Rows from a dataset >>
╭──

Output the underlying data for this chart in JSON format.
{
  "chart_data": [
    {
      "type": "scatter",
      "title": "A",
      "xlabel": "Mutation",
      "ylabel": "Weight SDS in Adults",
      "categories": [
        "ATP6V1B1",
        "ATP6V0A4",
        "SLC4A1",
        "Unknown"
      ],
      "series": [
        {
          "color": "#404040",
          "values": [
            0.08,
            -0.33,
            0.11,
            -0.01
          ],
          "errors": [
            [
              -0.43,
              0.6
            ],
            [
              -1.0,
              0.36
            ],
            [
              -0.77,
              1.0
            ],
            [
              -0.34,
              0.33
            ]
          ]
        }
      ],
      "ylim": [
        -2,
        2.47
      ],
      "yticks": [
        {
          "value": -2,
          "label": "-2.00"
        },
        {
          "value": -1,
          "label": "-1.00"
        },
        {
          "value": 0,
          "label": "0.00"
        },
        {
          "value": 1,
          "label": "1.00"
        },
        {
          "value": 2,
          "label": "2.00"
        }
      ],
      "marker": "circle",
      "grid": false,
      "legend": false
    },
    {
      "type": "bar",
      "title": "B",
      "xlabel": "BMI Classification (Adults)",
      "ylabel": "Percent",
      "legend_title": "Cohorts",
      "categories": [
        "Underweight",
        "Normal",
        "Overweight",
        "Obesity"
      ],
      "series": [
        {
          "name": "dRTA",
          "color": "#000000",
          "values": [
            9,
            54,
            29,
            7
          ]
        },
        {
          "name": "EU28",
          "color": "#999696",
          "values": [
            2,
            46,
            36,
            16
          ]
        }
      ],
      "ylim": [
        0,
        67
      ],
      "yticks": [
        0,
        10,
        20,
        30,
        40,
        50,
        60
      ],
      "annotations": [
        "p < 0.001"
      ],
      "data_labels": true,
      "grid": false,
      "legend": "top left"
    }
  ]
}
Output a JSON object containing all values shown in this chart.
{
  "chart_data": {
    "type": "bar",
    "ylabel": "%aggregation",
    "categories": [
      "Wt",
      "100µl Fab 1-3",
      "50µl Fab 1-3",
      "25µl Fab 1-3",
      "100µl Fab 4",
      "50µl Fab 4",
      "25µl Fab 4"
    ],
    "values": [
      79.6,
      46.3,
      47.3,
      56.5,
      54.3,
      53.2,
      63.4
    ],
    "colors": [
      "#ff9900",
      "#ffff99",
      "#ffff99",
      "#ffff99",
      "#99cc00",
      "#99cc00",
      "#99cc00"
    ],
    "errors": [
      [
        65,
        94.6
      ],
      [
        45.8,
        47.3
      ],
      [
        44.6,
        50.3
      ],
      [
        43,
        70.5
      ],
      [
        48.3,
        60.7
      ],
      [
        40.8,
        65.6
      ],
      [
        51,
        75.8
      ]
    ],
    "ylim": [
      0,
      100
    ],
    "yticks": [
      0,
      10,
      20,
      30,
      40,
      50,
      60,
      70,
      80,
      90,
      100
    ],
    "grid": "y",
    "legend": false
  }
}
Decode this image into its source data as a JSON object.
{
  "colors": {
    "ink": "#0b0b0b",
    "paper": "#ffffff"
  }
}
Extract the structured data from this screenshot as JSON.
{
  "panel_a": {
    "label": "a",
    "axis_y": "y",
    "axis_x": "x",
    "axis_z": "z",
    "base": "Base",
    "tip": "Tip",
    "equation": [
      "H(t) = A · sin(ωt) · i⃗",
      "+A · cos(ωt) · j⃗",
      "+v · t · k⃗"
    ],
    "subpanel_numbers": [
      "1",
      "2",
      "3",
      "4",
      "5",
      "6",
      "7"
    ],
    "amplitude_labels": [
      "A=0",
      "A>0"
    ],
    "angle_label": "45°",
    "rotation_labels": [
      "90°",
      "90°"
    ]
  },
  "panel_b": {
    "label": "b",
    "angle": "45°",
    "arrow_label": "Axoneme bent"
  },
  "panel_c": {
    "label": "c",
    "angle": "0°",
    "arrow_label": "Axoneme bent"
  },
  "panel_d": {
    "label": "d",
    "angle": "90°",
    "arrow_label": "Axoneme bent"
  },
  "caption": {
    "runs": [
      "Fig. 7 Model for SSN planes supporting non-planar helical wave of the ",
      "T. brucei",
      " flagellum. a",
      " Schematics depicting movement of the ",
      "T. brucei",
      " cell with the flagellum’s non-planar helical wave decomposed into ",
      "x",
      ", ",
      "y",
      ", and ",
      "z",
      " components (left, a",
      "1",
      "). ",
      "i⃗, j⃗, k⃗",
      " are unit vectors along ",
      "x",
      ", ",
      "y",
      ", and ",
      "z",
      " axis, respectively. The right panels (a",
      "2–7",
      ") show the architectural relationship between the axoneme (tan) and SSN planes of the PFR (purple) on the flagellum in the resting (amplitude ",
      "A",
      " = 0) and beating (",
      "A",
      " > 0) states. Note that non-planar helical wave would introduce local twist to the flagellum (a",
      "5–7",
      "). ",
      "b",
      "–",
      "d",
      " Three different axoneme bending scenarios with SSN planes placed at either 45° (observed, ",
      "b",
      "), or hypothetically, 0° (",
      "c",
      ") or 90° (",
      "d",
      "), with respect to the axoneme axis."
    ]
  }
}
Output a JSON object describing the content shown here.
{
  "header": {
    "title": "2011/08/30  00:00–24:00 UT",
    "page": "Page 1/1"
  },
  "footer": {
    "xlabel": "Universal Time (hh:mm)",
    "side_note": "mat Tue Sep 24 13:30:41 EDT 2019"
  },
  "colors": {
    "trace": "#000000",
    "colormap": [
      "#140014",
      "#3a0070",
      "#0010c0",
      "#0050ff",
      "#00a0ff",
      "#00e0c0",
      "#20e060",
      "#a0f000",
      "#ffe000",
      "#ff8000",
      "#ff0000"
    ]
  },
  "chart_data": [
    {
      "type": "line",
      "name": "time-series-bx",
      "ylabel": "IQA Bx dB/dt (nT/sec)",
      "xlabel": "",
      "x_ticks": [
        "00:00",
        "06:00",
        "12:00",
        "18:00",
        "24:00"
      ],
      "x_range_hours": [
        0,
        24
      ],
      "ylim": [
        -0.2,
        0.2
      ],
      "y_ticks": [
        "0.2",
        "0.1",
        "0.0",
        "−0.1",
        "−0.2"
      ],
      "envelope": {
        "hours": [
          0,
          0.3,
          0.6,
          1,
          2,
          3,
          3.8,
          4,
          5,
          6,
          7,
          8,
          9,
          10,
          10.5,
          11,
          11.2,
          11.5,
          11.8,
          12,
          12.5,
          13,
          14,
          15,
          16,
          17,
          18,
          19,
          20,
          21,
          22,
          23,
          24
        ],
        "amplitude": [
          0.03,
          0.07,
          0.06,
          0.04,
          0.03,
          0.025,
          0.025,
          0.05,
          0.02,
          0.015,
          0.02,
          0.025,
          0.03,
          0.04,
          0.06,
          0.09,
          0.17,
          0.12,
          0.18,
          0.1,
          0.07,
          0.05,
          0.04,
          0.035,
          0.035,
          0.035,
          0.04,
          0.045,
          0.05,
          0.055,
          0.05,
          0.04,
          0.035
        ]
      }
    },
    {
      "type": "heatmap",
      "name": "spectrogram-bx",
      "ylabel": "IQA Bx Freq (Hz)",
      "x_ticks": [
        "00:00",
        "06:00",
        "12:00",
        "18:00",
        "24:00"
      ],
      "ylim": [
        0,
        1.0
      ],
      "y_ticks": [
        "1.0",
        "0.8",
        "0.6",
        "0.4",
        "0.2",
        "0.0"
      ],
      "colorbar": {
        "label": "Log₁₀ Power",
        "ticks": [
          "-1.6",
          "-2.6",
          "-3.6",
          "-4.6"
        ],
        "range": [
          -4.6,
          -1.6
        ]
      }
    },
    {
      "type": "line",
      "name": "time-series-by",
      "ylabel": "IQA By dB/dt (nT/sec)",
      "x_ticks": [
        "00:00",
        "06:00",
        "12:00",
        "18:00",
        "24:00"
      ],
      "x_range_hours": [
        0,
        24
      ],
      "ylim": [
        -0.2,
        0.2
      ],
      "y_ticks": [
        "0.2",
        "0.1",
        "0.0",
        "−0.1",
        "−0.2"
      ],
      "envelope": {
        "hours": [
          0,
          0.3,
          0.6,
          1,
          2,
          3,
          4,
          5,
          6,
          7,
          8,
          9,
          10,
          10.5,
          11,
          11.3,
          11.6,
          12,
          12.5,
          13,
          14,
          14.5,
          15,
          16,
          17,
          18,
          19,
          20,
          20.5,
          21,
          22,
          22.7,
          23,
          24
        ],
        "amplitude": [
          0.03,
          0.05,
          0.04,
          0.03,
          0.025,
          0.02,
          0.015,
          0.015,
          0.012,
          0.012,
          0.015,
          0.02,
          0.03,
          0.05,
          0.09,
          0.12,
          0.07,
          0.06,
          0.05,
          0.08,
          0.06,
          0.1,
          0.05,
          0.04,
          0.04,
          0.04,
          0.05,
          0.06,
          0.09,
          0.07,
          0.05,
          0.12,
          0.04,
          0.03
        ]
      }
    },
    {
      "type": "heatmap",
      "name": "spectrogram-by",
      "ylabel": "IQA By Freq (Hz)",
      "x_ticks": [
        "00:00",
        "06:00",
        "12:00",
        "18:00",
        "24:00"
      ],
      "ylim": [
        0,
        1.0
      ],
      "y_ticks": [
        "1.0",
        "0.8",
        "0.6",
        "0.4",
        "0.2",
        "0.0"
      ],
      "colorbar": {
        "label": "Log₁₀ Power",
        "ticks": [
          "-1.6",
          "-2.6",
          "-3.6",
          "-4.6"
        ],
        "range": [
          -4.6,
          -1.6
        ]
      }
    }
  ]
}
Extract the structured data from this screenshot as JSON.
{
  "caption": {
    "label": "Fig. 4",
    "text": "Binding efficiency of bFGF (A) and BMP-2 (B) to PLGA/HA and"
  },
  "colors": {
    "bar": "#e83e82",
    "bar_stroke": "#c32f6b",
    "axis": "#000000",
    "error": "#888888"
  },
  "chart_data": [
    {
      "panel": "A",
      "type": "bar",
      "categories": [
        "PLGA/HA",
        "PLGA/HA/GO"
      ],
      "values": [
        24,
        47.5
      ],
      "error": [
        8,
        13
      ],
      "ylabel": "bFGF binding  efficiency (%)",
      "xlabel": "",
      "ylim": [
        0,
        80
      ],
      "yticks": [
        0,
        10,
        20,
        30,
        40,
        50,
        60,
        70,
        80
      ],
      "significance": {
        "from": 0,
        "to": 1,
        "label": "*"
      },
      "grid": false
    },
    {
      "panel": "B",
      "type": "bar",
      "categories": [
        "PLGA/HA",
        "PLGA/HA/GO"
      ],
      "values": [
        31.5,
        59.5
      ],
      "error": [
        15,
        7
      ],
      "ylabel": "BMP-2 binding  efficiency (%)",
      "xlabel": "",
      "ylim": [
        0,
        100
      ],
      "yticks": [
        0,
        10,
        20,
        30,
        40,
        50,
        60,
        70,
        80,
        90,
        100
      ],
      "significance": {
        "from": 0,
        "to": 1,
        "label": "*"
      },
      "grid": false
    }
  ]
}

╰──

Stated problem >> In the listing, find all lines with the string "planar" and copy them.

Output >>
      "Fig. 7 Model for SSN planes supporting non-planar helical wave of the ",
      " cell with the flagellum’s non-planar helical wave decomposed into ",
      " > 0) states. Note that non-planar helical wave would introduce local twist to the flagellum (a",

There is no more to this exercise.